> **Task set**:
- A) Do the following statements agree with the passage about shamar? For each, answer yes or no and quote the words from the passage that decide it. (i) As a verb, shamar can mean to guard like a city. (ii) The speaker says they can solve the political and economic debates about fossil fuels. (iii) The cross-shaped tree was planted by the Romans.
- B) Lay out the listing as a numbered list, from its first line up to and including the line with "svg-text:40: 40 — [167, 1334, 193, 1361]". Leave out any blank lines.

Remember when Cain killed Abel? And God asked where Abel was? Cain said, “What, am I my brother’s shamar?” Yes, Cain! You are supposed to shamar your brother!

As a verb shamar can mean to observe as in laws, to watch like a younger brother, to guard like a city, to perform like duties, to be careful as in listening. God goes on to say that all the fruits of the Earth are ours to enjoy, all goodness of sight, of taste, all goodness of life. But not only ours to enjoy, but we are given a command, a command we are expected to obey. You could even say this is the first law. That human beings, made from dirt and filled with God’s Spirit, are to shamar the Earth—guard, watch, and preserve it.

Quickly, God gives another command, “You may freely eat of every tree of the garden; but of the tree of the knowledge of good and evil you shall not eat, for in the day that you eat of it you shall die.”

Now, I think we know what happens next—God’s plans went wrong. And the rest of the Bible is the heartbreaking story of God trying reconnect us to the garden. And, then, finally God’s Spirit created a new Adam in the womb of a woman. And a new kind of unusual tree sprouted from the Earth, a cross-shaped tree of death planted by the Romans, that bore the new fruit of life: Jesus, the anointed one.

I cannot solve political and economic debates about fossil fuels. But I can proclaim to you that God has created us to shamar the Earth, to observe, guard, and protect the Earth.

And despite our failures, despite our being expelled from the Garden, God has given us the new fruit of forgiveness to eat of, which is Jesus. And Christ has breathed again new Spirit into God’s people.

The Earth is our home, we confess in the creeds of the Church that God has shaped it; we confess that we are made from its atoms, its soil, and God’s own Breath. So may the Holy Breath of Christ guide us to shamar all that God has created and to obey God, and not human authority alone.

And may the peace of the Risen Christ be with us all as we get dirty in the process.

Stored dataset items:
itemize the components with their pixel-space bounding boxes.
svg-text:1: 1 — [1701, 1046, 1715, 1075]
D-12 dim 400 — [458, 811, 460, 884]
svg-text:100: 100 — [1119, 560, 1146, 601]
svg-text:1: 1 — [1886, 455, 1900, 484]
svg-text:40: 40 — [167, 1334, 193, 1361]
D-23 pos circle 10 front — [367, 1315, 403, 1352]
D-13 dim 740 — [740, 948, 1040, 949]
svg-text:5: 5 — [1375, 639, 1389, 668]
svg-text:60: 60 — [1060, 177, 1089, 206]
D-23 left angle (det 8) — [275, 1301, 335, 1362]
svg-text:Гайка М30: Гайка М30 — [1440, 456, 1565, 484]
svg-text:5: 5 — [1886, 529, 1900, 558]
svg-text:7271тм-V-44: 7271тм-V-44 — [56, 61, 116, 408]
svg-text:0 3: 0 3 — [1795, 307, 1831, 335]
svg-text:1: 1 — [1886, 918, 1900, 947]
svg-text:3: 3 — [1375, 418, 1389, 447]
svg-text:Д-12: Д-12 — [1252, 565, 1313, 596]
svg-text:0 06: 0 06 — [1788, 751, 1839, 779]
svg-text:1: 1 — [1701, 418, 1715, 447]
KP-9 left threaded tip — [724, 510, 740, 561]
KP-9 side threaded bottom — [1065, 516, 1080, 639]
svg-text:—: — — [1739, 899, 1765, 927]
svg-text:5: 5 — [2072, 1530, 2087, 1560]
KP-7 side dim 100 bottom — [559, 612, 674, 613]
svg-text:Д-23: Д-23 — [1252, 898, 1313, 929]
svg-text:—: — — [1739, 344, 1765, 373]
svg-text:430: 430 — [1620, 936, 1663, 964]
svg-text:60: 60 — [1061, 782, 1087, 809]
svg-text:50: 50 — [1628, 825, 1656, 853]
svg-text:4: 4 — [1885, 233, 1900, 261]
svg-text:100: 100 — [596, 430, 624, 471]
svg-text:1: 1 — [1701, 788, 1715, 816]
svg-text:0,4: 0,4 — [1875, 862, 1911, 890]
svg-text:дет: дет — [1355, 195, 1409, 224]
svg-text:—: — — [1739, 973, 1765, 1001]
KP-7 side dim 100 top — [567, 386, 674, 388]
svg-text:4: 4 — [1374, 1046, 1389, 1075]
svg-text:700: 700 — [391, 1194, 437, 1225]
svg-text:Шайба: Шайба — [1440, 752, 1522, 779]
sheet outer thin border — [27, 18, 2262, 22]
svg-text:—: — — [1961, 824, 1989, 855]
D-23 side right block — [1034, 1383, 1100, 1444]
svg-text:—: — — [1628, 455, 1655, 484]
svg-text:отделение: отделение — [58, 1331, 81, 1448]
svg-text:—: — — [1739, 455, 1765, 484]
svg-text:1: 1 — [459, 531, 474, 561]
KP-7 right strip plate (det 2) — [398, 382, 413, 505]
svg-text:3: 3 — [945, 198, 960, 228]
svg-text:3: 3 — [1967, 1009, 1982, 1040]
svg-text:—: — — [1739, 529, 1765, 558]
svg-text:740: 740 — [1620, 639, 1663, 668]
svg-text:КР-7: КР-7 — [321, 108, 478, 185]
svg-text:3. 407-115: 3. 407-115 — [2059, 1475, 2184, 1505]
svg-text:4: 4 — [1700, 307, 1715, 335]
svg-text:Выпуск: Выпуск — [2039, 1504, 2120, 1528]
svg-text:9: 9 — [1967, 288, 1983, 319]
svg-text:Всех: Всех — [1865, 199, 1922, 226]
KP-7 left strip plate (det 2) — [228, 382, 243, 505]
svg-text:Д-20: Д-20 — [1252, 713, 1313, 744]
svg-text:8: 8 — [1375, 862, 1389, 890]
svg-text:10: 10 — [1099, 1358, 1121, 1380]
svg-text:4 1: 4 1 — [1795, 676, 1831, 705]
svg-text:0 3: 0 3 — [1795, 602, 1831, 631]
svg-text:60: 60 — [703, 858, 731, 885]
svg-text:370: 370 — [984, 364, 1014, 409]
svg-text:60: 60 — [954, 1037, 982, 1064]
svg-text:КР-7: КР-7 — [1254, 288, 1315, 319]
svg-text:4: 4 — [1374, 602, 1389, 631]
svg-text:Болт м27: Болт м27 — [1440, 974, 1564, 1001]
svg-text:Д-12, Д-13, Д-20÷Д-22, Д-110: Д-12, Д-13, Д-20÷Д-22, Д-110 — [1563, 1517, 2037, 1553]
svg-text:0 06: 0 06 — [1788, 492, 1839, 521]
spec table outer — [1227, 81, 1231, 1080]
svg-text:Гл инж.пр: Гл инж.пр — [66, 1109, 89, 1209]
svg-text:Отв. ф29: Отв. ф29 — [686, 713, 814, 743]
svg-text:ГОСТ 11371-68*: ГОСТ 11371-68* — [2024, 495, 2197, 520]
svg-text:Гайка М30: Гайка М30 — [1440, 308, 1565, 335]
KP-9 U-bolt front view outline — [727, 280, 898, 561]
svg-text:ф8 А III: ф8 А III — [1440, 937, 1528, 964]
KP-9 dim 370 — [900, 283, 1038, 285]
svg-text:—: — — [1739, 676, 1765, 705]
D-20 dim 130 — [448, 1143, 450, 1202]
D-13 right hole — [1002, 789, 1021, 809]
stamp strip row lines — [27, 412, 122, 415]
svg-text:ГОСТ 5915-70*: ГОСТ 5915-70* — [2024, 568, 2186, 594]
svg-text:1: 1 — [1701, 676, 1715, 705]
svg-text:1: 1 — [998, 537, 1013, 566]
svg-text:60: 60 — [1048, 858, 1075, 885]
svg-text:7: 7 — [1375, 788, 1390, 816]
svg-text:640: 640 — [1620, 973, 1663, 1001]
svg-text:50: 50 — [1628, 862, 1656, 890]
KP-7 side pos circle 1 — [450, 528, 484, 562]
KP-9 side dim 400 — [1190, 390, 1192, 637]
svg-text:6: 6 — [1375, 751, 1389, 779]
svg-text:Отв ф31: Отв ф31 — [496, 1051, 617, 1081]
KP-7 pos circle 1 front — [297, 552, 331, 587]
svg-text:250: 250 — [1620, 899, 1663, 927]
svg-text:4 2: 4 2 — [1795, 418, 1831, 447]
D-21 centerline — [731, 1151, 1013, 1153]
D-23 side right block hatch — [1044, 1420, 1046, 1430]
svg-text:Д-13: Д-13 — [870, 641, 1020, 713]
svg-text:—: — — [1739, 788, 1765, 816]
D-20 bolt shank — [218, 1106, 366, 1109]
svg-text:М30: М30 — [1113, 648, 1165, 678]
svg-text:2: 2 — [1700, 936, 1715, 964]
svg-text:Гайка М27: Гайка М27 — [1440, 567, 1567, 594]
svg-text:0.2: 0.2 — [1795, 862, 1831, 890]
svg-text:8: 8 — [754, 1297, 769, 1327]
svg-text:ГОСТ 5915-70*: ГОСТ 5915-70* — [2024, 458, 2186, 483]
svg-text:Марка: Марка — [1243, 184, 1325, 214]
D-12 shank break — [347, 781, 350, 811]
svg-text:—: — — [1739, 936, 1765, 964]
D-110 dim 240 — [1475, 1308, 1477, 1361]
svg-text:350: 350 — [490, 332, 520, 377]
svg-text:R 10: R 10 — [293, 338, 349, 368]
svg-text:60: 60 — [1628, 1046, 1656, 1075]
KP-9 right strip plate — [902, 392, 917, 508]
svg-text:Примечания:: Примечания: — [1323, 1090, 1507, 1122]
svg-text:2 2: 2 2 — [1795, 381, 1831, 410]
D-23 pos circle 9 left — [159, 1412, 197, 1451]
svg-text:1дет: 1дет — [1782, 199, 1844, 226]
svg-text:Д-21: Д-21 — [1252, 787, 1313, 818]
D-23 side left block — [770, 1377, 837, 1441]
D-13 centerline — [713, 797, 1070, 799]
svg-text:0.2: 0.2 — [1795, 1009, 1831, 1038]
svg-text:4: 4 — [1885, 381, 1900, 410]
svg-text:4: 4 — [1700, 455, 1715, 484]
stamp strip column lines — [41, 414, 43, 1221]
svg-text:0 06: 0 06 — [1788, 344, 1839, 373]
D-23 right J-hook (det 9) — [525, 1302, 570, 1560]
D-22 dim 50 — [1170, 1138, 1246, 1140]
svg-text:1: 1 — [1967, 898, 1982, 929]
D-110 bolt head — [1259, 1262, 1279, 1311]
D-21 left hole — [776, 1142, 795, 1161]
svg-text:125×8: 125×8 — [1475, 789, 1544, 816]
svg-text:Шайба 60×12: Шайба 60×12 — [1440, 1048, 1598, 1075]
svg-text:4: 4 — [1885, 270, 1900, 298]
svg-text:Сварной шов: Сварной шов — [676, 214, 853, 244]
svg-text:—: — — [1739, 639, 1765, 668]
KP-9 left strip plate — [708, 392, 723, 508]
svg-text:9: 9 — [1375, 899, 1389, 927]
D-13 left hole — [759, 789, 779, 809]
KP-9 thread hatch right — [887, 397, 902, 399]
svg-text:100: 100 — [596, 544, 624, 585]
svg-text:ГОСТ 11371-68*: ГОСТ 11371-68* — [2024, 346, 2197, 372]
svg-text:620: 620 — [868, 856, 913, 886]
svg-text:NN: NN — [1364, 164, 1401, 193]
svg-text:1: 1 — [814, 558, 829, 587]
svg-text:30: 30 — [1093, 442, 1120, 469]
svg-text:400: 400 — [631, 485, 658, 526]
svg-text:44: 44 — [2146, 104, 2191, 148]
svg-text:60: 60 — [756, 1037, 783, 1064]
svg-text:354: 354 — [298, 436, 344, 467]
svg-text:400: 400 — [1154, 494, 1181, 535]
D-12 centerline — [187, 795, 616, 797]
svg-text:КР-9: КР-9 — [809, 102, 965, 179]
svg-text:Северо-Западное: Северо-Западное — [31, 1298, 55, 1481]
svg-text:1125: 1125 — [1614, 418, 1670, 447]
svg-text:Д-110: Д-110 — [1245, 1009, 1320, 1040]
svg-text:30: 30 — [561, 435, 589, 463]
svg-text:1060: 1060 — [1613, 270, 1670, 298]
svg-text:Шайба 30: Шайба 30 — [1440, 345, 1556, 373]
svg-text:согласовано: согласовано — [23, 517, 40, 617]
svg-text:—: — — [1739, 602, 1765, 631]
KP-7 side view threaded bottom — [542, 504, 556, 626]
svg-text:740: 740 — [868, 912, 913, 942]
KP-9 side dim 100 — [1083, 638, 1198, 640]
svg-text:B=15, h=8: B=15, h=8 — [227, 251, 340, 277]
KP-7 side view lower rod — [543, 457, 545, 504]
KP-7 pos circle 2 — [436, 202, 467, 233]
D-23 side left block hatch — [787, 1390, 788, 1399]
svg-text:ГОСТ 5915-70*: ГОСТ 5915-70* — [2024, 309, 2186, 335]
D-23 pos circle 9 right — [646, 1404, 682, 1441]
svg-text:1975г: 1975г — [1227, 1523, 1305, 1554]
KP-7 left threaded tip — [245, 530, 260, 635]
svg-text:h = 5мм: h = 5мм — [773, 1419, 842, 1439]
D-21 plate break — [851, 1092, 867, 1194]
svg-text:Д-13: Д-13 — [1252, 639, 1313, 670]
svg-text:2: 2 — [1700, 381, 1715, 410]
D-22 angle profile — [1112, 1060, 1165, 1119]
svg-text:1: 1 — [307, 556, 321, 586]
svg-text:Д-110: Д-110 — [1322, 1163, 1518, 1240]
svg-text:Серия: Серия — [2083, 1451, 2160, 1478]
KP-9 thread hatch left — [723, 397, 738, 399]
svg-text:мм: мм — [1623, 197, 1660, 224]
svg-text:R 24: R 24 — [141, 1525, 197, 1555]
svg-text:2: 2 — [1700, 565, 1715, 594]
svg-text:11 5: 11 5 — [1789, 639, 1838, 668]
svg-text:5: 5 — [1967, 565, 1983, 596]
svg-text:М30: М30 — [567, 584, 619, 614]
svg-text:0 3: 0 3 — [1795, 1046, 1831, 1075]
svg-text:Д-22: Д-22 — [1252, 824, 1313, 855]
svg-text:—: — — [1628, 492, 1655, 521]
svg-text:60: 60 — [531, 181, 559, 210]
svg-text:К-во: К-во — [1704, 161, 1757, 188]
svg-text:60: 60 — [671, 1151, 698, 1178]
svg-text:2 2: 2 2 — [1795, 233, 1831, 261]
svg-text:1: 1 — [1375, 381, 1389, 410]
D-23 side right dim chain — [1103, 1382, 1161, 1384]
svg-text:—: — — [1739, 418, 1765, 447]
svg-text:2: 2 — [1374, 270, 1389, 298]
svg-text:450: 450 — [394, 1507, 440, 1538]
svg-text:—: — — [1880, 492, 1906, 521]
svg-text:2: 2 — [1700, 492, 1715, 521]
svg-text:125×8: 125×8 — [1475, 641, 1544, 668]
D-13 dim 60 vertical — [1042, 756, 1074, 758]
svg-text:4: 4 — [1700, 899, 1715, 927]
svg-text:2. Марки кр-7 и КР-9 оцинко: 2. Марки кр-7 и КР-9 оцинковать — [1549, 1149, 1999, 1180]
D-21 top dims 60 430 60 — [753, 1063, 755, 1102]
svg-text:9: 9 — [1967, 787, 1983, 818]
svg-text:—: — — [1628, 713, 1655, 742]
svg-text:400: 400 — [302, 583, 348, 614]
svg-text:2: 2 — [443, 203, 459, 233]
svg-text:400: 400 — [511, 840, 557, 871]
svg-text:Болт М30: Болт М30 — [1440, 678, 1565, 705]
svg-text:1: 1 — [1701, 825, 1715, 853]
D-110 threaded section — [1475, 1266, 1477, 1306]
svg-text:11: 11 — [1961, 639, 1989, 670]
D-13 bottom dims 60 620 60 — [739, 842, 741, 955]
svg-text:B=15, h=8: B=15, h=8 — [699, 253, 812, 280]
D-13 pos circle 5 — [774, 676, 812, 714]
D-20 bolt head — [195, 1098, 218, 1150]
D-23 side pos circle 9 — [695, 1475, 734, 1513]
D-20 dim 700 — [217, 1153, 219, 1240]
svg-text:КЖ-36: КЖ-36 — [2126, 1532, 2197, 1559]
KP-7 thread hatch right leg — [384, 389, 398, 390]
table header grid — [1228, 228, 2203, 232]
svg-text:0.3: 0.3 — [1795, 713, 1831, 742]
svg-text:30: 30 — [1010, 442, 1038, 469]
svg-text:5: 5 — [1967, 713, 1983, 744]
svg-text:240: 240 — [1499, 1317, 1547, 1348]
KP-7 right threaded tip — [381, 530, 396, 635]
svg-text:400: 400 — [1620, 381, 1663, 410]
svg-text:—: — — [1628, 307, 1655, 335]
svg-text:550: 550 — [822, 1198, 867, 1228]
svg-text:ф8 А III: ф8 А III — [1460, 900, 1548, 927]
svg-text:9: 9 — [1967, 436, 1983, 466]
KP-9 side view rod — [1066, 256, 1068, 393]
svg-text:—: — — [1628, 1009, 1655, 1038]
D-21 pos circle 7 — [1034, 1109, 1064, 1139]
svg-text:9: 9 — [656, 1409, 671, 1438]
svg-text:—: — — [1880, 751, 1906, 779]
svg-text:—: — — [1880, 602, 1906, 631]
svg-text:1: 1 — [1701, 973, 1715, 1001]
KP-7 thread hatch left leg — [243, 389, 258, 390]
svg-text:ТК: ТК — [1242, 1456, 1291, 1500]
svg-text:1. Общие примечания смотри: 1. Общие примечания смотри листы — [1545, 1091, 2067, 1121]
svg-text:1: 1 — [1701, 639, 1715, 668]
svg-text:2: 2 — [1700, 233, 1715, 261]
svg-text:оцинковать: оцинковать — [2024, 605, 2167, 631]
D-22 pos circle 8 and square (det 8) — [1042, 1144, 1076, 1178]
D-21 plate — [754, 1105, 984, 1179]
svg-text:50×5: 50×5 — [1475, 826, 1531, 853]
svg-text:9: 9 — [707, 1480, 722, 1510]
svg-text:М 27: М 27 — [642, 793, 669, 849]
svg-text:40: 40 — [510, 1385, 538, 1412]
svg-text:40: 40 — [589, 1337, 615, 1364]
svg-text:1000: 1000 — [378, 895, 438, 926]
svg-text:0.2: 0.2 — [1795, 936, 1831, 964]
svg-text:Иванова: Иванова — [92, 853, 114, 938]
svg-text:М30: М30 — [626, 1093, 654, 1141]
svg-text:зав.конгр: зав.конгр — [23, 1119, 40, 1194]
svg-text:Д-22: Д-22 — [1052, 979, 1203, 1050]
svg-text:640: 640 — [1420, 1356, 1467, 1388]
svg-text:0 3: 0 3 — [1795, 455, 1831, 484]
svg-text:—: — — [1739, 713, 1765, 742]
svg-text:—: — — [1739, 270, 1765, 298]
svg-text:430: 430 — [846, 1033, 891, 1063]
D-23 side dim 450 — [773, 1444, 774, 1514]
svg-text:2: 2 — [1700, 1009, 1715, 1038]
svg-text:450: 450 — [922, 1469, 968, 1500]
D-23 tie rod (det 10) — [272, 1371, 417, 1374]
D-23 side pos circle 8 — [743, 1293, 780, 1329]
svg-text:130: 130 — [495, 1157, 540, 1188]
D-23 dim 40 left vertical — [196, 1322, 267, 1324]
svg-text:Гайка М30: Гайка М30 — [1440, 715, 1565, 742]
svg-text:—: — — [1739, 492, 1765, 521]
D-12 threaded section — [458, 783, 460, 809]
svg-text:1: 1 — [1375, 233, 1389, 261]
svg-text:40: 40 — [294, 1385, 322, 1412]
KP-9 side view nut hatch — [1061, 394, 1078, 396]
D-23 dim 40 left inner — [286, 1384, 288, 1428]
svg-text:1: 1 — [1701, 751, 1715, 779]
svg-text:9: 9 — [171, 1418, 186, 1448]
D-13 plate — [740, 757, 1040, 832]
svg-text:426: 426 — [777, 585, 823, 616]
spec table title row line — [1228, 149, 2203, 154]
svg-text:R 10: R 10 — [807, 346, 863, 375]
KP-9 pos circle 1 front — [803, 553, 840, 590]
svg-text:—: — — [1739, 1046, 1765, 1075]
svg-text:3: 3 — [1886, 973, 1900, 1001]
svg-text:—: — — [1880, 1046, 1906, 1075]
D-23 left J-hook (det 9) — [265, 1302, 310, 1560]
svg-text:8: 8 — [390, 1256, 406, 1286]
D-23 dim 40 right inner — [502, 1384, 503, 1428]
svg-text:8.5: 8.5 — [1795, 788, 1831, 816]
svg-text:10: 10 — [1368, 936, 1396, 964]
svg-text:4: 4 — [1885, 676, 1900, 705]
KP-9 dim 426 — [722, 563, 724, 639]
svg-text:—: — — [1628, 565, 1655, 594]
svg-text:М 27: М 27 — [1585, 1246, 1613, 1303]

> **Responses by task**:
- A)
(i) Yes: "to guard like a city"
(ii) No: "I cannot solve political and economic debates about fossil fuels."
(iii) Yes: "a cross-shaped tree of death planted by the Romans"

- B)
1. itemize the components with their pixel-space bounding boxes.
2. svg-text:1: 1 — [1701, 1046, 1715, 1075]
3. D-12 dim 400 — [458, 811, 460, 884]
4. svg-text:100: 100 — [1119, 560, 1146, 601]
5. svg-text:1: 1 — [1886, 455, 1900, 484]
6. svg-text:40: 40 — [167, 1334, 193, 1361]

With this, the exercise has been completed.